Entries taken from a collection
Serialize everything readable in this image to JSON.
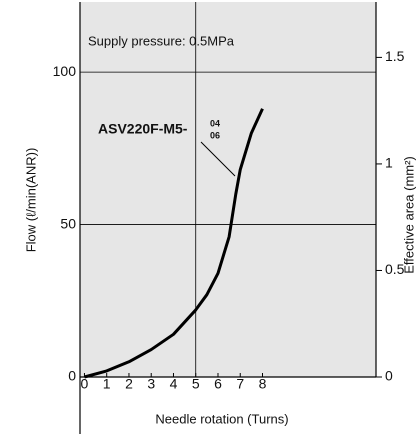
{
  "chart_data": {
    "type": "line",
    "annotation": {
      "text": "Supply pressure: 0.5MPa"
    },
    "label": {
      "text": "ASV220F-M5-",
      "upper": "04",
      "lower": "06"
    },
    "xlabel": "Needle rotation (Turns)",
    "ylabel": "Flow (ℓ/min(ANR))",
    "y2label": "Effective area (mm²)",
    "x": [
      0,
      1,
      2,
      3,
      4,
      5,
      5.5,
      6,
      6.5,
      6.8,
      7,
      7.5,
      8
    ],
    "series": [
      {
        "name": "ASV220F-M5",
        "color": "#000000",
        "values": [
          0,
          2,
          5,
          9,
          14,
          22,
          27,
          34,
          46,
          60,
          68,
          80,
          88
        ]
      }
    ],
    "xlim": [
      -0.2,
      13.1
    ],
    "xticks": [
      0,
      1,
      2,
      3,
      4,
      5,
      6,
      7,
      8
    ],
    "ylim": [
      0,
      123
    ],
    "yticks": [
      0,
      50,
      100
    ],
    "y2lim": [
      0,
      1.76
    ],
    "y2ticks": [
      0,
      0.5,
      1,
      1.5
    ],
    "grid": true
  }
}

--

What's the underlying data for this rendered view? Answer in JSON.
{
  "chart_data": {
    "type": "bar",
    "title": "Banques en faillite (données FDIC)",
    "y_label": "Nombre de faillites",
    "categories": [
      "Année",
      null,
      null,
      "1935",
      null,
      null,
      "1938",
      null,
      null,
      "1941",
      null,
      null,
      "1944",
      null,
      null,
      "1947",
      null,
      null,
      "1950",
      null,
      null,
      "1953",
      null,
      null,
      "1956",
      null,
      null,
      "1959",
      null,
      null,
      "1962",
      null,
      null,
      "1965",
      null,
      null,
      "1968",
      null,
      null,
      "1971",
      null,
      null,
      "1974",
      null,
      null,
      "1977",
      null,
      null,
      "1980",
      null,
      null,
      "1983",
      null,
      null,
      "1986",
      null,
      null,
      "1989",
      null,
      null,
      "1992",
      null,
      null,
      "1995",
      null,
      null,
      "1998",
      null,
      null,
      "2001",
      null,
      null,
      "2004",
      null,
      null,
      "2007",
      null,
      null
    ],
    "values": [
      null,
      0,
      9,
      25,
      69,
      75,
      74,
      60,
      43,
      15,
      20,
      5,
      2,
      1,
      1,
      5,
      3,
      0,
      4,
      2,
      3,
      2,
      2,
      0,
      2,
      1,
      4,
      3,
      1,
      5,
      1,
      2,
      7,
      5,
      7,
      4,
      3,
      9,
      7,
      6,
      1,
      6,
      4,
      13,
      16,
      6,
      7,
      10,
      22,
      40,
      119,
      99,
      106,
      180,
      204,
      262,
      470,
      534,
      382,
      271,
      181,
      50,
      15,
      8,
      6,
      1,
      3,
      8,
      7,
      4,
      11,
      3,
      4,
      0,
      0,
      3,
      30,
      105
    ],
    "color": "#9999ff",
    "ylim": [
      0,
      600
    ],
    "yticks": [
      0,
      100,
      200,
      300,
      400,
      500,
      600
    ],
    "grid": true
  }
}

**Problem requirements:**
Take every line containing the word "this" and copy it.

**Expected answer:**
Serialize everything readable in this image to JSON.
What's the underlying data for this rendered view? Answer in JSON.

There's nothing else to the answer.